BEGIN Dataset rows

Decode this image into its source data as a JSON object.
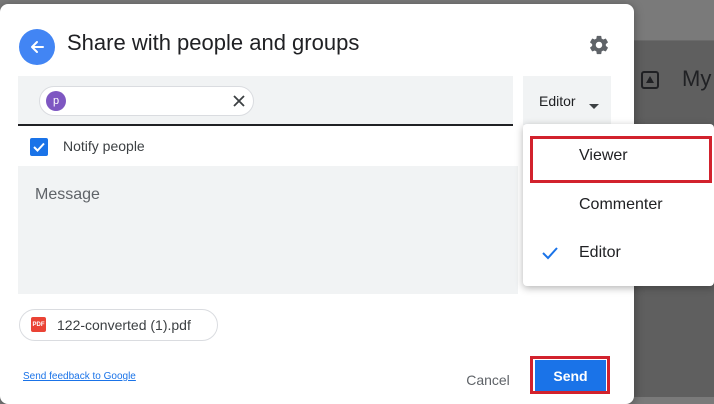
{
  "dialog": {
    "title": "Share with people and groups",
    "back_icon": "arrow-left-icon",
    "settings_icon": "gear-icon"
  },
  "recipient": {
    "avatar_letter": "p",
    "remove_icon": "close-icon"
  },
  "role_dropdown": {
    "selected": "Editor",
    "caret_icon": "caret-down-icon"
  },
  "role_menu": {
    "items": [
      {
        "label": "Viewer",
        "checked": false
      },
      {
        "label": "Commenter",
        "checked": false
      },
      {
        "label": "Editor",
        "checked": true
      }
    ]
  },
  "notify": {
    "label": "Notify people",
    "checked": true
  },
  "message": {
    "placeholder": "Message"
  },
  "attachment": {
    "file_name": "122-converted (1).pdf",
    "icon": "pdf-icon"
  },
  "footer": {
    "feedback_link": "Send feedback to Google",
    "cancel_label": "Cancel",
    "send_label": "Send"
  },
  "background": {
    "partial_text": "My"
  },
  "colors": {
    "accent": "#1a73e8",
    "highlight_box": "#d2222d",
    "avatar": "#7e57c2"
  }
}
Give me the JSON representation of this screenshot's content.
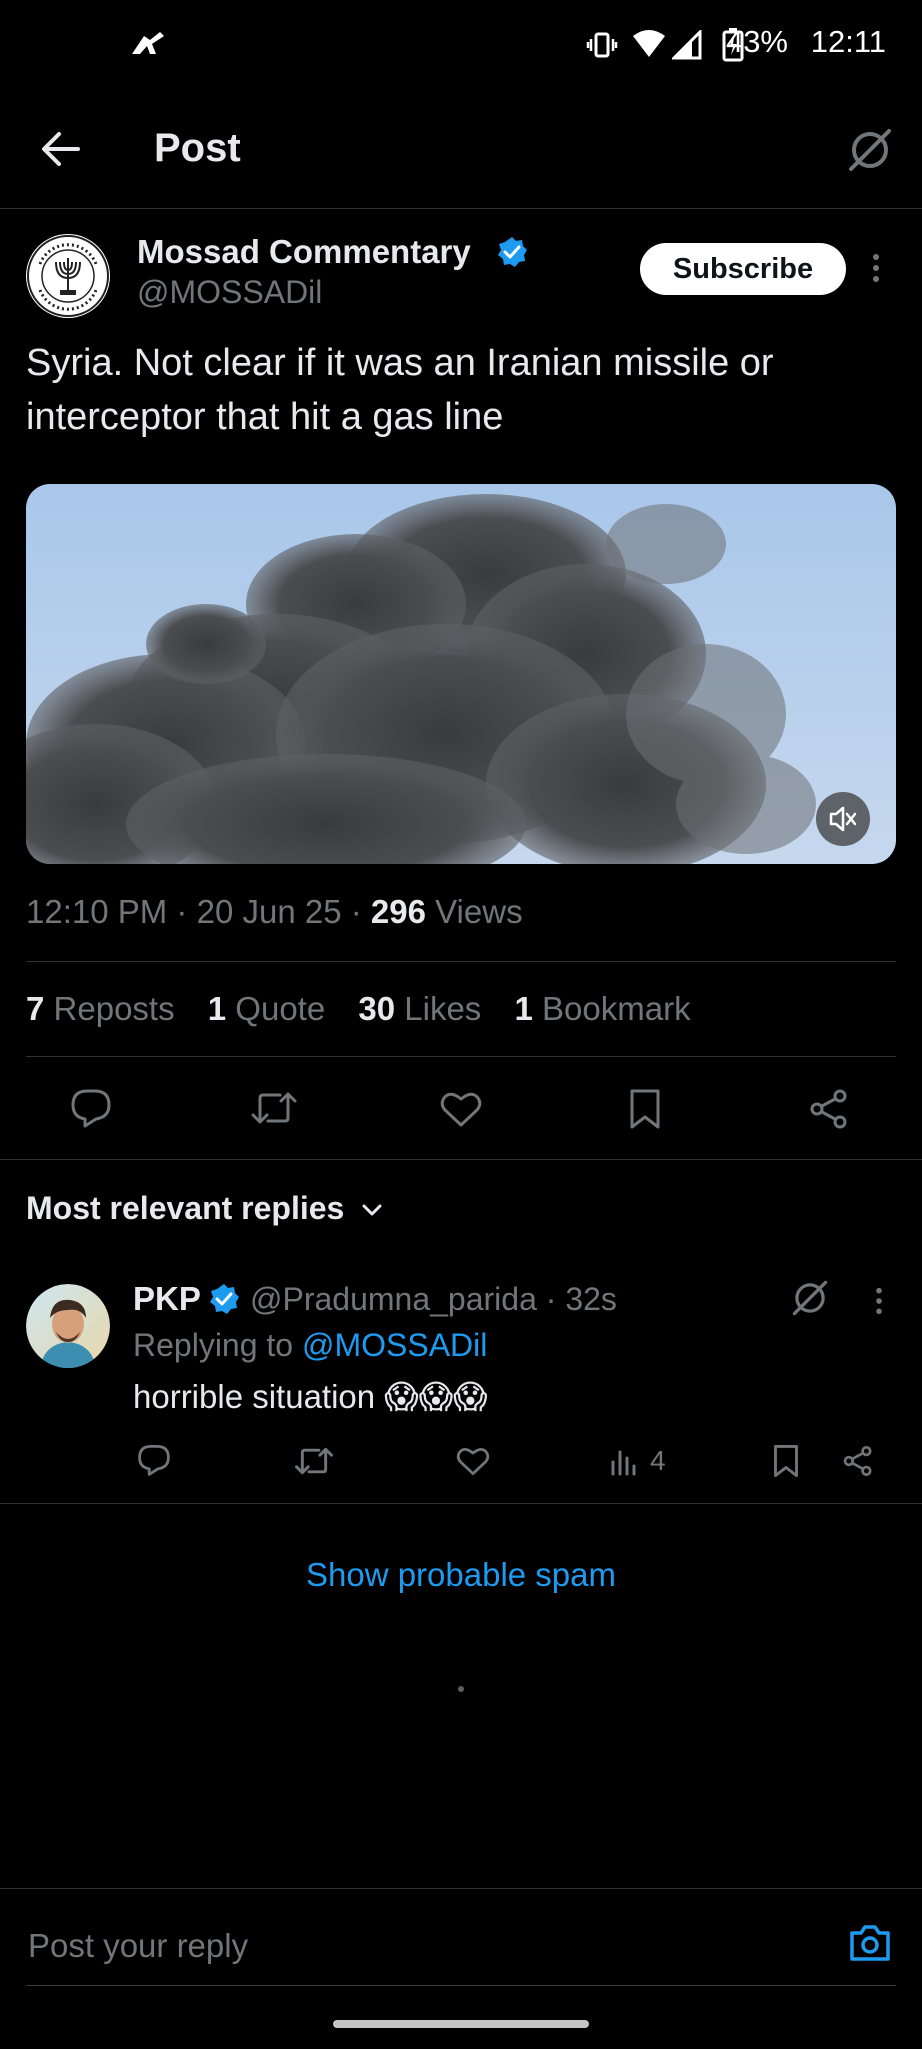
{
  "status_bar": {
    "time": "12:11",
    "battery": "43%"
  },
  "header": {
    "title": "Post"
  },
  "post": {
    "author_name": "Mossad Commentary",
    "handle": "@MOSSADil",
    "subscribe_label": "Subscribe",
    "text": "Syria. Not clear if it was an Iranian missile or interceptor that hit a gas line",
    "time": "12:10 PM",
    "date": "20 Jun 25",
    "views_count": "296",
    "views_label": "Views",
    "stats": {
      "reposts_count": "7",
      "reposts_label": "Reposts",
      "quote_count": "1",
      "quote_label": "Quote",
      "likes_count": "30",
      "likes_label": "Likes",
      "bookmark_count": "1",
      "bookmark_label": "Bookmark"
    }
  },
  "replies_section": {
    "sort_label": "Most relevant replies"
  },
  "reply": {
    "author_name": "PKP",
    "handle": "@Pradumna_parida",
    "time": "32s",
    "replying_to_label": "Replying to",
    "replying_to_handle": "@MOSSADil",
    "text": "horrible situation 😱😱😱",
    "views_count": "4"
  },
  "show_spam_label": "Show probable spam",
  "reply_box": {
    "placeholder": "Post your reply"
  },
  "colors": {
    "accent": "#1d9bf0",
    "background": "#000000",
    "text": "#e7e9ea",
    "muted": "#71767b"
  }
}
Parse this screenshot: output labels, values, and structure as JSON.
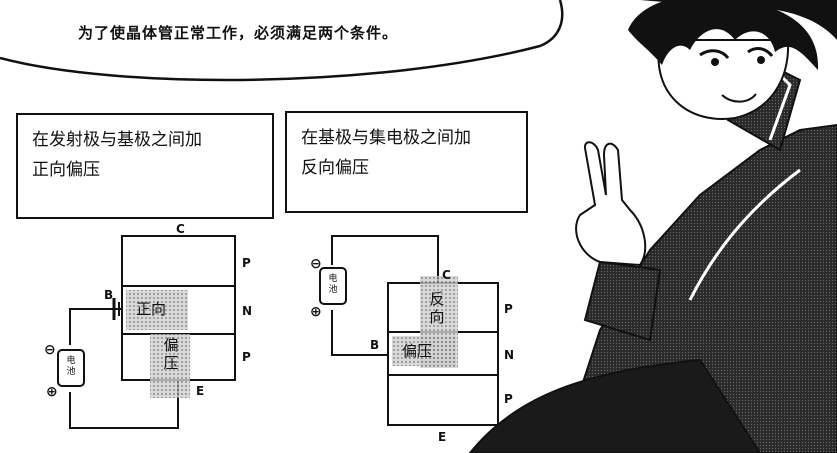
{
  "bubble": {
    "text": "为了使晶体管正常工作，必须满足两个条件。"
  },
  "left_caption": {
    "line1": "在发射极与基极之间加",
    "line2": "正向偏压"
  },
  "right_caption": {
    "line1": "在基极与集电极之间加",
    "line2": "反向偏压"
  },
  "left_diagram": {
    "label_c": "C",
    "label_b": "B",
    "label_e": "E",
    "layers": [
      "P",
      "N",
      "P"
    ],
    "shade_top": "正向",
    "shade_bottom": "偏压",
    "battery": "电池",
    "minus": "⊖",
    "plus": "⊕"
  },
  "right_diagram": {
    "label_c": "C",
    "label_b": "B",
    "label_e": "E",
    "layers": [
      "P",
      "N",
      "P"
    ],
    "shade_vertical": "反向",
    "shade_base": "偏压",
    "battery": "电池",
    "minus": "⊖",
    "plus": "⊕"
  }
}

END Dataset rows

Show the lines of the material that contain the word "Send".

Solution to this task:
    "feedback_link": "Send feedback to Google",
    "send_label": "Send"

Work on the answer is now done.